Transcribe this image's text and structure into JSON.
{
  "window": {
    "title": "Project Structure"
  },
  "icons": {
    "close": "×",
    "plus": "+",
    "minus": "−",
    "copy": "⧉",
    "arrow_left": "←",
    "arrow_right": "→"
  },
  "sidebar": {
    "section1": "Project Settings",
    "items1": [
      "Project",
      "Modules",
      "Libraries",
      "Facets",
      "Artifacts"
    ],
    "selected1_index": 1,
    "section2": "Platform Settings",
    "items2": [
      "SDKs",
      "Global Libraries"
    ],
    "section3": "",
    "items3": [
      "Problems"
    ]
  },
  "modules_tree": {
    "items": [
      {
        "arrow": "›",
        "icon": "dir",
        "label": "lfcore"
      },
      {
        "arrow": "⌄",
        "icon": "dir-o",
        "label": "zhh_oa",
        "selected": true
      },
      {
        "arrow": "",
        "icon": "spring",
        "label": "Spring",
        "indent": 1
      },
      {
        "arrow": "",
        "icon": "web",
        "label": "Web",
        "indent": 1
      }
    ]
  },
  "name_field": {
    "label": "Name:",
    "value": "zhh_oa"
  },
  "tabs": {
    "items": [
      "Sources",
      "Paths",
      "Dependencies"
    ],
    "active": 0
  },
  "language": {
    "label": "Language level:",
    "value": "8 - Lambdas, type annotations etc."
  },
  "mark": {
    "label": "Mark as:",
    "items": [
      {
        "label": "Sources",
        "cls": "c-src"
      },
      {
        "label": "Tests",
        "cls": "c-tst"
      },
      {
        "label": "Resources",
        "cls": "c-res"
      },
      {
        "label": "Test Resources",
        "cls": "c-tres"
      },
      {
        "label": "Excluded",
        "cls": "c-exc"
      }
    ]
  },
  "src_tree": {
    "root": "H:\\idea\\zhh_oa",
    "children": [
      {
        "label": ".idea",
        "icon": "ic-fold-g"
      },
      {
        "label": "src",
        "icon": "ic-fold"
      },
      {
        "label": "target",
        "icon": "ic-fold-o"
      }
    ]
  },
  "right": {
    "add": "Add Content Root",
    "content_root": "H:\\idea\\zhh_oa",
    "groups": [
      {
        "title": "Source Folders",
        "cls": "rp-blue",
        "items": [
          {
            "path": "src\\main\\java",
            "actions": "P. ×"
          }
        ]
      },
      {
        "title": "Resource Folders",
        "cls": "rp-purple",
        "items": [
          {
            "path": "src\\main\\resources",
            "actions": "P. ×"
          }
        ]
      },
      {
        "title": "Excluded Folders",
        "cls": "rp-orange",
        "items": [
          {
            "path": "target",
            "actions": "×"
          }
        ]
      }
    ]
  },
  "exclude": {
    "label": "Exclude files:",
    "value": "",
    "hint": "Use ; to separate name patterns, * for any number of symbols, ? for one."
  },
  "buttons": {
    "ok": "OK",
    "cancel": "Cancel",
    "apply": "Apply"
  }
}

..........

SHORT EXERCISE: Gather each line holding the string "Folders".

WRITTEN REPLY:
        "title": "Source Folders",
        "title": "Resource Folders",
        "title": "Excluded Folders",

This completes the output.